PROBLEM TO SOLVE: Your job is to retype all of the data word for word, leaving every image out.
>>>>>
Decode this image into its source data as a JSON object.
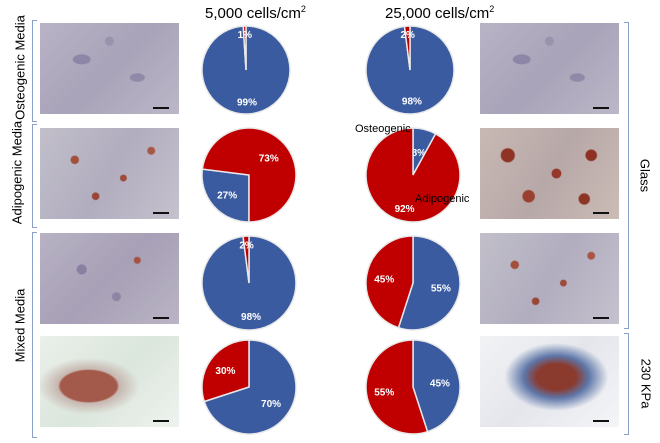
{
  "columns": [
    {
      "label": "5,000 cells/cm",
      "sup": "2"
    },
    {
      "label": "25,000 cells/cm",
      "sup": "2"
    }
  ],
  "row_labels_left": [
    "Osteogenic Media",
    "Adipogenic Media",
    "Mixed Media"
  ],
  "row_labels_right": [
    "Glass",
    "230 KPa"
  ],
  "annotations": {
    "osteogenic": "Osteogenic",
    "adipogenic": "Adipogenic"
  },
  "colors": {
    "osteogenic": "#3a5ba0",
    "adipogenic": "#c00000",
    "edge": "#e8e8e8"
  },
  "chart_data": [
    {
      "type": "pie",
      "row": "Osteogenic Media",
      "density": "5,000 cells/cm2",
      "slices": [
        {
          "name": "Osteogenic",
          "value": 99,
          "label": "99%"
        },
        {
          "name": "Adipogenic",
          "value": 1,
          "label": "1%"
        }
      ]
    },
    {
      "type": "pie",
      "row": "Osteogenic Media",
      "density": "25,000 cells/cm2",
      "slices": [
        {
          "name": "Osteogenic",
          "value": 98,
          "label": "98%"
        },
        {
          "name": "Adipogenic",
          "value": 2,
          "label": "2%"
        }
      ]
    },
    {
      "type": "pie",
      "row": "Adipogenic Media",
      "density": "5,000 cells/cm2",
      "slices": [
        {
          "name": "Osteogenic",
          "value": 27,
          "label": "27%"
        },
        {
          "name": "Adipogenic",
          "value": 73,
          "label": "73%"
        }
      ]
    },
    {
      "type": "pie",
      "row": "Adipogenic Media",
      "density": "25,000 cells/cm2",
      "slices": [
        {
          "name": "Osteogenic",
          "value": 8,
          "label": "8%"
        },
        {
          "name": "Adipogenic",
          "value": 92,
          "label": "92%"
        }
      ]
    },
    {
      "type": "pie",
      "row": "Mixed Media (Glass)",
      "density": "5,000 cells/cm2",
      "slices": [
        {
          "name": "Osteogenic",
          "value": 98,
          "label": "98%"
        },
        {
          "name": "Adipogenic",
          "value": 2,
          "label": "2%"
        }
      ]
    },
    {
      "type": "pie",
      "row": "Mixed Media (Glass)",
      "density": "25,000 cells/cm2",
      "slices": [
        {
          "name": "Osteogenic",
          "value": 55,
          "label": "55%"
        },
        {
          "name": "Adipogenic",
          "value": 45,
          "label": "45%"
        }
      ]
    },
    {
      "type": "pie",
      "row": "Mixed Media (230 KPa)",
      "density": "5,000 cells/cm2",
      "slices": [
        {
          "name": "Osteogenic",
          "value": 70,
          "label": "70%"
        },
        {
          "name": "Adipogenic",
          "value": 30,
          "label": "30%"
        }
      ]
    },
    {
      "type": "pie",
      "row": "Mixed Media (230 KPa)",
      "density": "25,000 cells/cm2",
      "slices": [
        {
          "name": "Osteogenic",
          "value": 45,
          "label": "45%"
        },
        {
          "name": "Adipogenic",
          "value": 55,
          "label": "55%"
        }
      ]
    }
  ]
}
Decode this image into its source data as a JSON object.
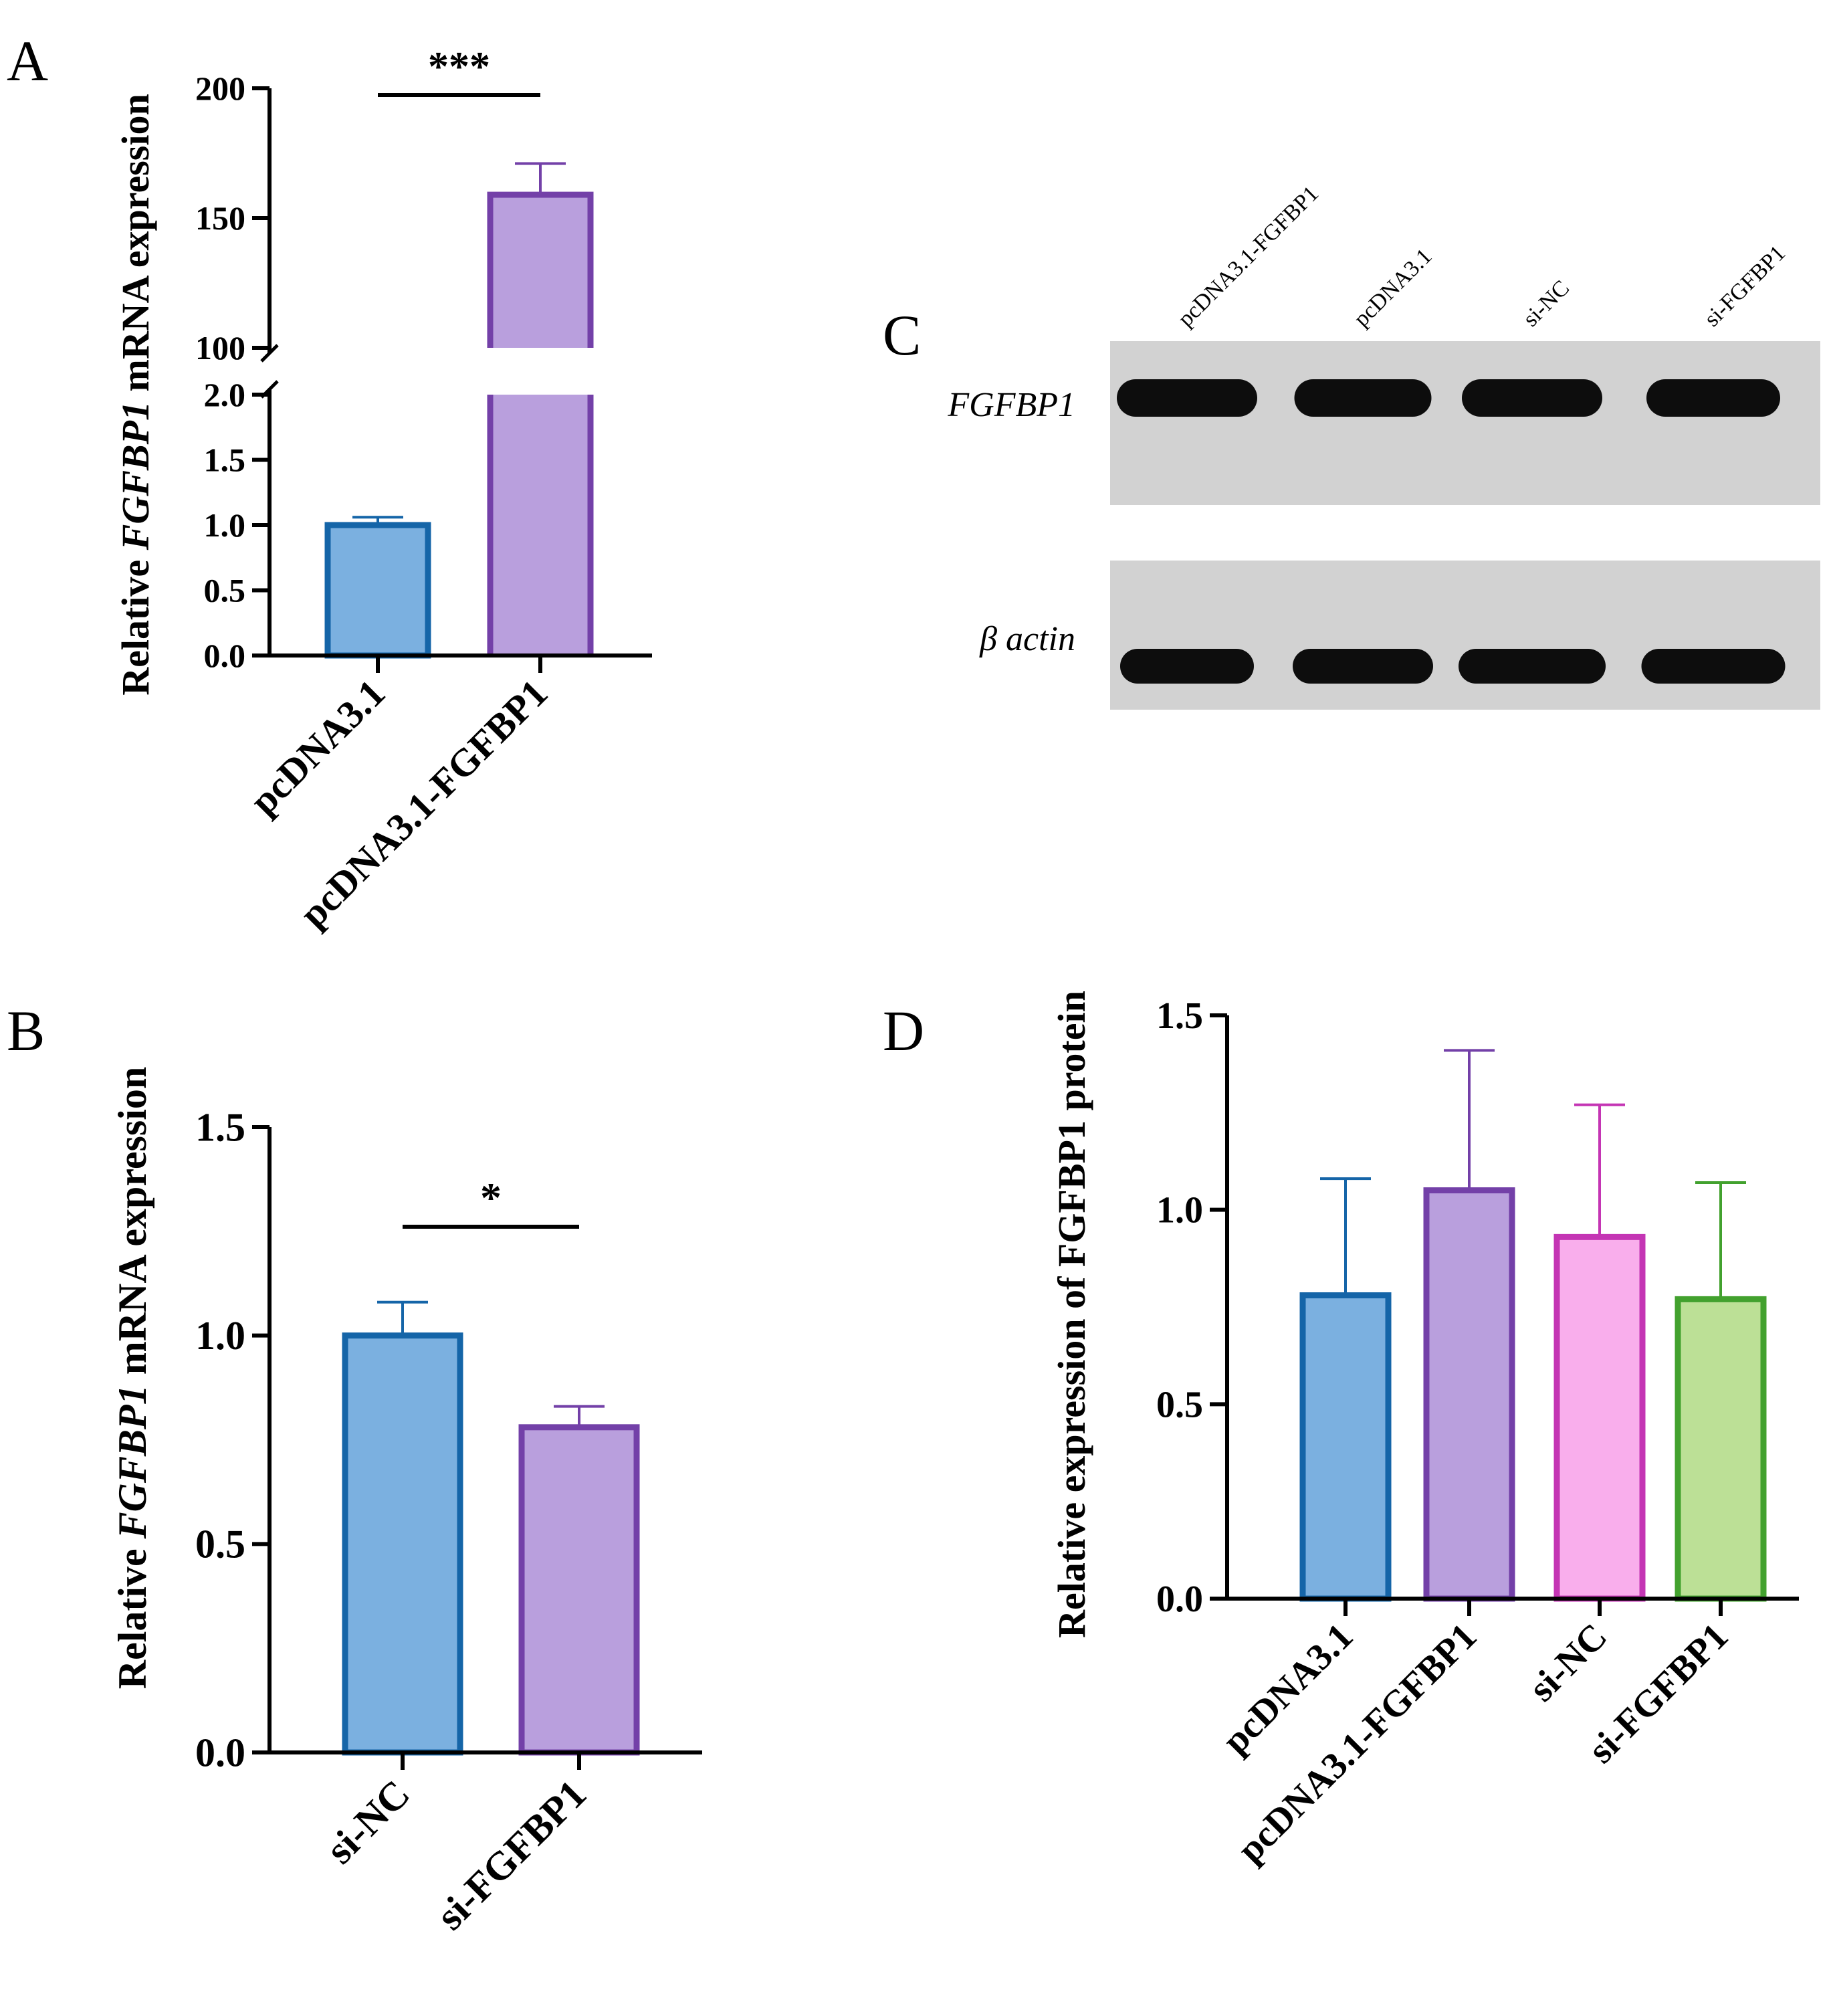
{
  "colors": {
    "blue_fill": "#7bb0e0",
    "blue_edge": "#1565a8",
    "purple_fill": "#b99fdd",
    "purple_edge": "#7340a8",
    "pink_fill": "#f9aeec",
    "pink_edge": "#c435b4",
    "green_fill": "#bce096",
    "green_edge": "#42a12e",
    "axis": "#000000",
    "blot_bg": "#d2d2d2",
    "band": "#0d0d0d"
  },
  "chart_data": [
    {
      "panel": "A",
      "type": "bar",
      "categories": [
        "pcDNA3.1",
        "pcDNA3.1-FGFBP1"
      ],
      "values": [
        1.0,
        159
      ],
      "errors": [
        0.06,
        12
      ],
      "colors": [
        "blue",
        "purple"
      ],
      "ylabel_pre": "Relative ",
      "ylabel_gene": "FGFBP1",
      "ylabel_post": " mRNA expression",
      "axis_break": true,
      "lower_ylim": [
        0,
        2.0
      ],
      "lower_ticks": [
        "0.0",
        "0.5",
        "1.0",
        "1.5",
        "2.0"
      ],
      "upper_ylim": [
        100,
        200
      ],
      "upper_ticks": [
        "100",
        "150",
        "200"
      ],
      "significance": "***",
      "grid": false
    },
    {
      "panel": "B",
      "type": "bar",
      "categories": [
        "si-NC",
        "si-FGFBP1"
      ],
      "values": [
        1.0,
        0.78
      ],
      "errors": [
        0.08,
        0.05
      ],
      "colors": [
        "blue",
        "purple"
      ],
      "ylabel_pre": "Relative ",
      "ylabel_gene": "FGFBP1",
      "ylabel_post": " mRNA expression",
      "ylim": [
        0,
        1.5
      ],
      "ticks": [
        "0.0",
        "0.5",
        "1.0",
        "1.5"
      ],
      "significance": "*",
      "grid": false
    },
    {
      "panel": "C",
      "type": "western-blot",
      "lanes": [
        "pcDNA3.1-FGFBP1",
        "pcDNA3.1",
        "si-NC",
        "si-FGFBP1"
      ],
      "rows": [
        "FGFBP1",
        "β actin"
      ]
    },
    {
      "panel": "D",
      "type": "bar",
      "categories": [
        "pcDNA3.1",
        "pcDNA3.1-FGFBP1",
        "si-NC",
        "si-FGFBP1"
      ],
      "values": [
        0.78,
        1.05,
        0.93,
        0.77
      ],
      "errors": [
        0.3,
        0.36,
        0.34,
        0.3
      ],
      "colors": [
        "blue",
        "purple",
        "pink",
        "green"
      ],
      "ylabel": "Relative expression  of FGFBP1 protein",
      "ylim": [
        0,
        1.5
      ],
      "ticks": [
        "0.0",
        "0.5",
        "1.0",
        "1.5"
      ],
      "grid": false
    }
  ]
}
<<<<<
RESULT:
Decode this image into its source data as a JSON object.
{
  "columns": [
    {
      "label": "5,000 cells/cm",
      "sup": "2"
    },
    {
      "label": "25,000 cells/cm",
      "sup": "2"
    }
  ],
  "row_labels_left": [
    "Osteogenic Media",
    "Adipogenic Media",
    "Mixed Media"
  ],
  "row_labels_right": [
    "Glass",
    "230 KPa"
  ],
  "annotations": {
    "osteogenic": "Osteogenic",
    "adipogenic": "Adipogenic"
  },
  "colors": {
    "osteogenic": "#3a5ba0",
    "adipogenic": "#c00000",
    "edge": "#e8e8e8"
  },
  "chart_data": [
    {
      "type": "pie",
      "row": "Osteogenic Media",
      "density": "5,000 cells/cm2",
      "slices": [
        {
          "name": "Osteogenic",
          "value": 99,
          "label": "99%"
        },
        {
          "name": "Adipogenic",
          "value": 1,
          "label": "1%"
        }
      ]
    },
    {
      "type": "pie",
      "row": "Osteogenic Media",
      "density": "25,000 cells/cm2",
      "slices": [
        {
          "name": "Osteogenic",
          "value": 98,
          "label": "98%"
        },
        {
          "name": "Adipogenic",
          "value": 2,
          "label": "2%"
        }
      ]
    },
    {
      "type": "pie",
      "row": "Adipogenic Media",
      "density": "5,000 cells/cm2",
      "slices": [
        {
          "name": "Osteogenic",
          "value": 27,
          "label": "27%"
        },
        {
          "name": "Adipogenic",
          "value": 73,
          "label": "73%"
        }
      ]
    },
    {
      "type": "pie",
      "row": "Adipogenic Media",
      "density": "25,000 cells/cm2",
      "slices": [
        {
          "name": "Osteogenic",
          "value": 8,
          "label": "8%"
        },
        {
          "name": "Adipogenic",
          "value": 92,
          "label": "92%"
        }
      ]
    },
    {
      "type": "pie",
      "row": "Mixed Media (Glass)",
      "density": "5,000 cells/cm2",
      "slices": [
        {
          "name": "Osteogenic",
          "value": 98,
          "label": "98%"
        },
        {
          "name": "Adipogenic",
          "value": 2,
          "label": "2%"
        }
      ]
    },
    {
      "type": "pie",
      "row": "Mixed Media (Glass)",
      "density": "25,000 cells/cm2",
      "slices": [
        {
          "name": "Osteogenic",
          "value": 55,
          "label": "55%"
        },
        {
          "name": "Adipogenic",
          "value": 45,
          "label": "45%"
        }
      ]
    },
    {
      "type": "pie",
      "row": "Mixed Media (230 KPa)",
      "density": "5,000 cells/cm2",
      "slices": [
        {
          "name": "Osteogenic",
          "value": 70,
          "label": "70%"
        },
        {
          "name": "Adipogenic",
          "value": 30,
          "label": "30%"
        }
      ]
    },
    {
      "type": "pie",
      "row": "Mixed Media (230 KPa)",
      "density": "25,000 cells/cm2",
      "slices": [
        {
          "name": "Osteogenic",
          "value": 45,
          "label": "45%"
        },
        {
          "name": "Adipogenic",
          "value": 55,
          "label": "55%"
        }
      ]
    }
  ]
}
Decode this image into its source data as a JSON object.
{
  "colors": {
    "blue_fill": "#7bb0e0",
    "blue_edge": "#1565a8",
    "purple_fill": "#b99fdd",
    "purple_edge": "#7340a8",
    "pink_fill": "#f9aeec",
    "pink_edge": "#c435b4",
    "green_fill": "#bce096",
    "green_edge": "#42a12e",
    "axis": "#000000",
    "blot_bg": "#d2d2d2",
    "band": "#0d0d0d"
  },
  "chart_data": [
    {
      "panel": "A",
      "type": "bar",
      "categories": [
        "pcDNA3.1",
        "pcDNA3.1-FGFBP1"
      ],
      "values": [
        1.0,
        159
      ],
      "errors": [
        0.06,
        12
      ],
      "colors": [
        "blue",
        "purple"
      ],
      "ylabel_pre": "Relative ",
      "ylabel_gene": "FGFBP1",
      "ylabel_post": " mRNA expression",
      "axis_break": true,
      "lower_ylim": [
        0,
        2.0
      ],
      "lower_ticks": [
        "0.0",
        "0.5",
        "1.0",
        "1.5",
        "2.0"
      ],
      "upper_ylim": [
        100,
        200
      ],
      "upper_ticks": [
        "100",
        "150",
        "200"
      ],
      "significance": "***",
      "grid": false
    },
    {
      "panel": "B",
      "type": "bar",
      "categories": [
        "si-NC",
        "si-FGFBP1"
      ],
      "values": [
        1.0,
        0.78
      ],
      "errors": [
        0.08,
        0.05
      ],
      "colors": [
        "blue",
        "purple"
      ],
      "ylabel_pre": "Relative ",
      "ylabel_gene": "FGFBP1",
      "ylabel_post": " mRNA expression",
      "ylim": [
        0,
        1.5
      ],
      "ticks": [
        "0.0",
        "0.5",
        "1.0",
        "1.5"
      ],
      "significance": "*",
      "grid": false
    },
    {
      "panel": "C",
      "type": "western-blot",
      "lanes": [
        "pcDNA3.1-FGFBP1",
        "pcDNA3.1",
        "si-NC",
        "si-FGFBP1"
      ],
      "rows": [
        "FGFBP1",
        "β actin"
      ]
    },
    {
      "panel": "D",
      "type": "bar",
      "categories": [
        "pcDNA3.1",
        "pcDNA3.1-FGFBP1",
        "si-NC",
        "si-FGFBP1"
      ],
      "values": [
        0.78,
        1.05,
        0.93,
        0.77
      ],
      "errors": [
        0.3,
        0.36,
        0.34,
        0.3
      ],
      "colors": [
        "blue",
        "purple",
        "pink",
        "green"
      ],
      "ylabel": "Relative expression  of FGFBP1 protein",
      "ylim": [
        0,
        1.5
      ],
      "ticks": [
        "0.0",
        "0.5",
        "1.0",
        "1.5"
      ],
      "grid": false
    }
  ]
}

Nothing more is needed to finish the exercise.